╭──

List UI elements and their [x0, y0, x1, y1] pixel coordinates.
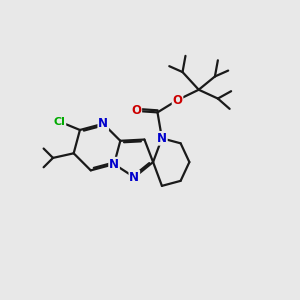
Text: O: O — [131, 104, 141, 117]
Text: O: O — [172, 94, 182, 106]
Text: N: N — [98, 117, 108, 130]
Text: N: N — [157, 132, 167, 145]
Text: N: N — [129, 171, 139, 184]
Text: Cl: Cl — [54, 117, 65, 127]
Text: N: N — [109, 158, 119, 171]
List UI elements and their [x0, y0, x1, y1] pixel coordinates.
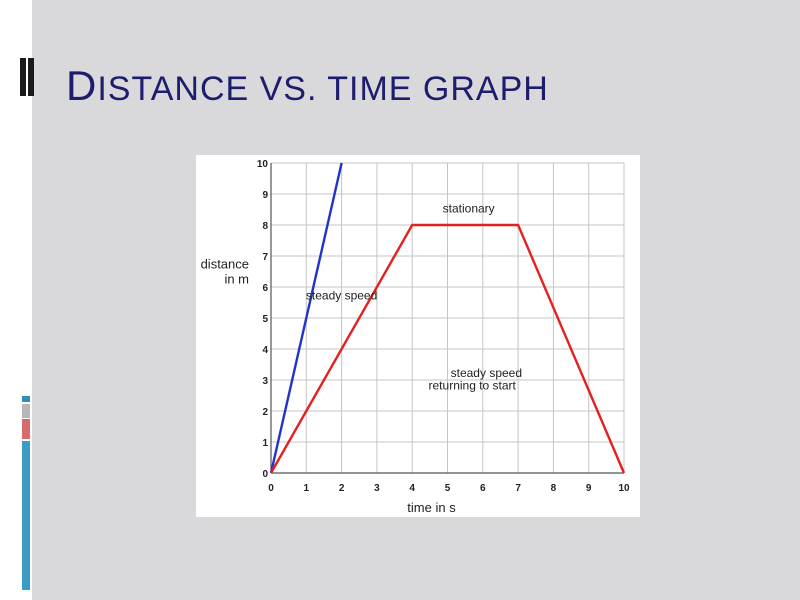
chart-panel: 0 1 2 3 4 5 6 7 8 9 10 0 1 2 3 4 5 6 7 8 9 10 time in s distanc… — [196, 155, 640, 517]
series-line-1 — [269, 162, 343, 474]
x-tick-label: 5 — [445, 483, 451, 494]
chart-annotation: stationary — [443, 202, 495, 216]
accent-strip — [22, 441, 30, 590]
y-tick-label: 9 — [262, 190, 268, 201]
x-tick-label: 1 — [304, 483, 310, 494]
x-tick-label: 4 — [409, 483, 415, 494]
x-tick-label: 10 — [618, 483, 630, 494]
title-marker-bar — [28, 58, 34, 96]
accent-strip — [22, 396, 30, 402]
x-tick-label: 3 — [374, 483, 380, 494]
accent-strip — [22, 404, 30, 418]
x-axis-label: time in s — [407, 500, 456, 515]
y-tick-label: 0 — [262, 469, 268, 480]
y-tick-label: 2 — [262, 407, 268, 418]
y-tick-label: 6 — [262, 283, 268, 294]
y-tick-label: 10 — [257, 159, 269, 170]
y-tick-label: 1 — [262, 438, 268, 449]
y-axis-label: distance — [201, 256, 249, 271]
y-tick-label: 4 — [262, 345, 268, 356]
title-marker-bar — [20, 58, 26, 96]
chart-annotation: steady speed — [451, 366, 522, 380]
x-tick-label: 9 — [586, 483, 592, 494]
accent-strip — [22, 419, 30, 439]
x-tick-label: 7 — [515, 483, 521, 494]
y-tick-label: 3 — [262, 376, 268, 387]
page-title-initial: D — [66, 62, 98, 109]
series-line-2 — [269, 223, 626, 474]
chart-annotation: returning to start — [429, 378, 517, 392]
page-title-rest: ISTANCE VS. TIME GRAPH — [97, 70, 549, 108]
x-tick-label: 0 — [268, 483, 274, 494]
y-axis-label: in m — [224, 271, 249, 286]
chart-annotation: steady speed — [306, 288, 377, 302]
y-tick-label: 7 — [262, 252, 268, 263]
x-tick-label: 8 — [551, 483, 557, 494]
distance-time-chart: 0 1 2 3 4 5 6 7 8 9 10 0 1 2 3 4 5 6 7 8 9 10 time in s distanc… — [201, 159, 630, 515]
x-tick-label: 6 — [480, 483, 486, 494]
y-tick-label: 5 — [262, 314, 268, 325]
y-tick-label: 8 — [262, 221, 268, 232]
x-tick-label: 2 — [339, 483, 345, 494]
page-title: DISTANCE VS. TIME GRAPH — [66, 62, 549, 110]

╰──

§ EXERCISE AIM: Please give every line of the rows above as a JSON list of strings, one string per line, leaving out blank lines and the pictures.

§ TASK ANSWER:
[
  "List UI elements and their [x0, y0, x1, y1] pixel coordinates.",
  "Text: O: O — [131, 104, 141, 117]",
  "Text: O: O — [172, 94, 182, 106]",
  "Text: N: N — [98, 117, 108, 130]",
  "Text: N: N — [157, 132, 167, 145]",
  "Text: N: N — [129, 171, 139, 184]",
  "Text: Cl: Cl — [54, 117, 65, 127]",
  "Text: N: N — [109, 158, 119, 171]",
  "List UI elements and their [x0, y0, x1, y1] pixel coordinates.",
  "chart-panel: 0 1 2 3 4 5 6 7 8 9 10 0 1 2 3 4 5 6 7 8 9 10 time in s distanc… — [196, 155, 640, 517]",
  "series-line-1 — [269, 162, 343, 474]",
  "x-tick-label: 5 — [445, 483, 451, 494]",
  "chart-annotation: stationary — [443, 202, 495, 216]",
  "accent-strip — [22, 441, 30, 590]",
  "y-tick-label: 9 — [262, 190, 268, 201]",
  "x-tick-label: 1 — [304, 483, 310, 494]",
  "x-tick-label: 4 — [409, 483, 415, 494]",
  "x-tick-label: 10 — [618, 483, 630, 494]",
  "title-marker-bar — [28, 58, 34, 96]",
  "accent-strip — [22, 396, 30, 402]",
  "x-tick-label: 3 — [374, 483, 380, 494]",
  "accent-strip — [22, 404, 30, 418]",
  "x-axis-label: time in s — [407, 500, 456, 515]",
  "y-tick-label: 0 — [262, 469, 268, 480]",
  "y-tick-label: 2 — [262, 407, 268, 418]",
  "y-tick-label: 6 — [262, 283, 268, 294]",
  "y-tick-label: 10 — [257, 159, 269, 170]",
  "y-tick-label: 1 — [262, 438, 268, 449]",
  "y-axis-label: distance — [201, 256, 249, 271]",
  "y-tick-label: 4 — [262, 345, 268, 356]",
  "title-marker-bar — [20, 58, 26, 96]",
  "chart-annotation: steady speed — [451, 366, 522, 380]",
  "x-tick-label: 9 — [586, 483, 592, 494]",
  "accent-strip — [22, 419, 30, 439]",
  "x-tick-label: 7 — [515, 483, 521, 494]",
  "y-tick-label: 3 — [262, 376, 268, 387]",
  "page-title-initial: D — [66, 62, 98, 109]",
  "series-line-2 — [269, 223, 626, 474]",
  "chart-annotation: returning to start — [429, 378, 517, 392]",
  "page-title-rest: ISTANCE VS. TIME GRAPH — [97, 70, 549, 108]",
  "x-tick-label: 0 — [268, 483, 274, 494]",
  "y-axis-label: in m — [224, 271, 249, 286]",
  "chart-annotation: steady speed — [306, 288, 377, 302]",
  "y-tick-label: 7 — [262, 252, 268, 263]",
  "x-tick-label: 8 — [551, 483, 557, 494]",
  "distance-time-chart: 0 1 2 3 4 5 6 7 8 9 10 0 1 2 3 4 5 6 7 8 9 10 time in s distanc… — [201, 159, 630, 515]",
  "x-tick-label: 6 — [480, 483, 486, 494]",
  "y-tick-label: 5 — [262, 314, 268, 325]",
  "y-tick-label: 8 — [262, 221, 268, 232]",
  "x-tick-label: 2 — [339, 483, 345, 494]",
  "page-title: DISTANCE VS. TIME GRAPH — [66, 62, 549, 110]"
]